Dataset items
------------------------------
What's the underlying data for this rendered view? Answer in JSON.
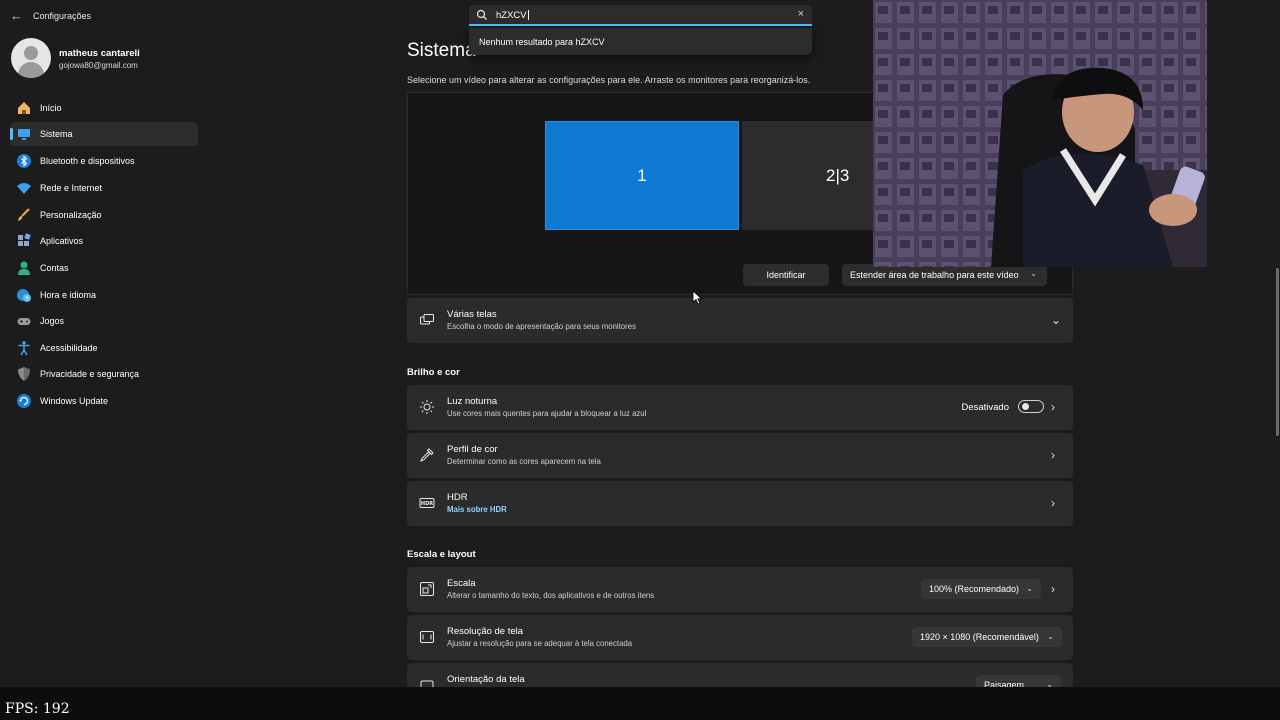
{
  "window": {
    "title": "Configurações"
  },
  "profile": {
    "name": "matheus cantareli",
    "email": "gojowa80@gmail.com"
  },
  "sidebar": {
    "items": [
      {
        "label": "Início",
        "icon": "home-icon"
      },
      {
        "label": "Sistema",
        "icon": "system-icon",
        "selected": true
      },
      {
        "label": "Bluetooth e dispositivos",
        "icon": "bluetooth-icon"
      },
      {
        "label": "Rede e Internet",
        "icon": "wifi-icon"
      },
      {
        "label": "Personalização",
        "icon": "brush-icon"
      },
      {
        "label": "Aplicativos",
        "icon": "apps-icon"
      },
      {
        "label": "Contas",
        "icon": "account-icon"
      },
      {
        "label": "Hora e idioma",
        "icon": "globe-clock-icon"
      },
      {
        "label": "Jogos",
        "icon": "gamepad-icon"
      },
      {
        "label": "Acessibilidade",
        "icon": "accessibility-icon"
      },
      {
        "label": "Privacidade e segurança",
        "icon": "shield-icon"
      },
      {
        "label": "Windows Update",
        "icon": "update-icon"
      }
    ]
  },
  "search": {
    "value": "hZXCV",
    "no_results": "Nenhum resultado para hZXCV"
  },
  "main": {
    "title": "Sistema",
    "subtitle": "Selecione um vídeo para alterar as configurações para ele. Arraste os monitores para reorganizá-los.",
    "monitors": {
      "primary": "1",
      "secondary": "2|3"
    },
    "identify_button": "Identificar",
    "extend_dropdown": "Estender área de trabalho para este vídeo",
    "multiple_displays": {
      "title": "Várias telas",
      "desc": "Escolha o modo de apresentação para seus monitores"
    },
    "section_brightness": "Brilho e cor",
    "night_light": {
      "title": "Luz noturna",
      "desc": "Use cores mais quentes para ajudar a bloquear a luz azul",
      "state": "Desativado"
    },
    "color_profile": {
      "title": "Perfil de cor",
      "desc": "Determinar como as cores aparecem na tela"
    },
    "hdr": {
      "title": "HDR",
      "link": "Mais sobre HDR"
    },
    "section_scale": "Escala e layout",
    "scale": {
      "title": "Escala",
      "desc": "Alterar o tamanho do texto, dos aplicativos e de outros itens",
      "value": "100% (Recomendado)"
    },
    "resolution": {
      "title": "Resolução de tela",
      "desc": "Ajustar a resolução para se adequar à tela conectada",
      "value": "1920 × 1080 (Recomendável)"
    },
    "orientation": {
      "title": "Orientação da tela",
      "value": "Paisagem"
    }
  },
  "overlay": {
    "fps": "FPS: 192"
  },
  "colors": {
    "accent": "#4cc2ff",
    "monitor_selected": "#0e7ad1",
    "background": "#1c1c1c",
    "card": "#2b2b2b"
  }
}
------------------------------
● Problem:
Using the records above, find and show each line with the string "desc".

● Full output:
      "desc": "Escolha o modo de apresentação para seus monitores"
      "desc": "Use cores mais quentes para ajudar a bloquear a luz azul",
      "desc": "Determinar como as cores aparecem na tela"
      "desc": "Alterar o tamanho do texto, dos aplicativos e de outros itens",
      "desc": "Ajustar a resolução para se adequar à tela conectada",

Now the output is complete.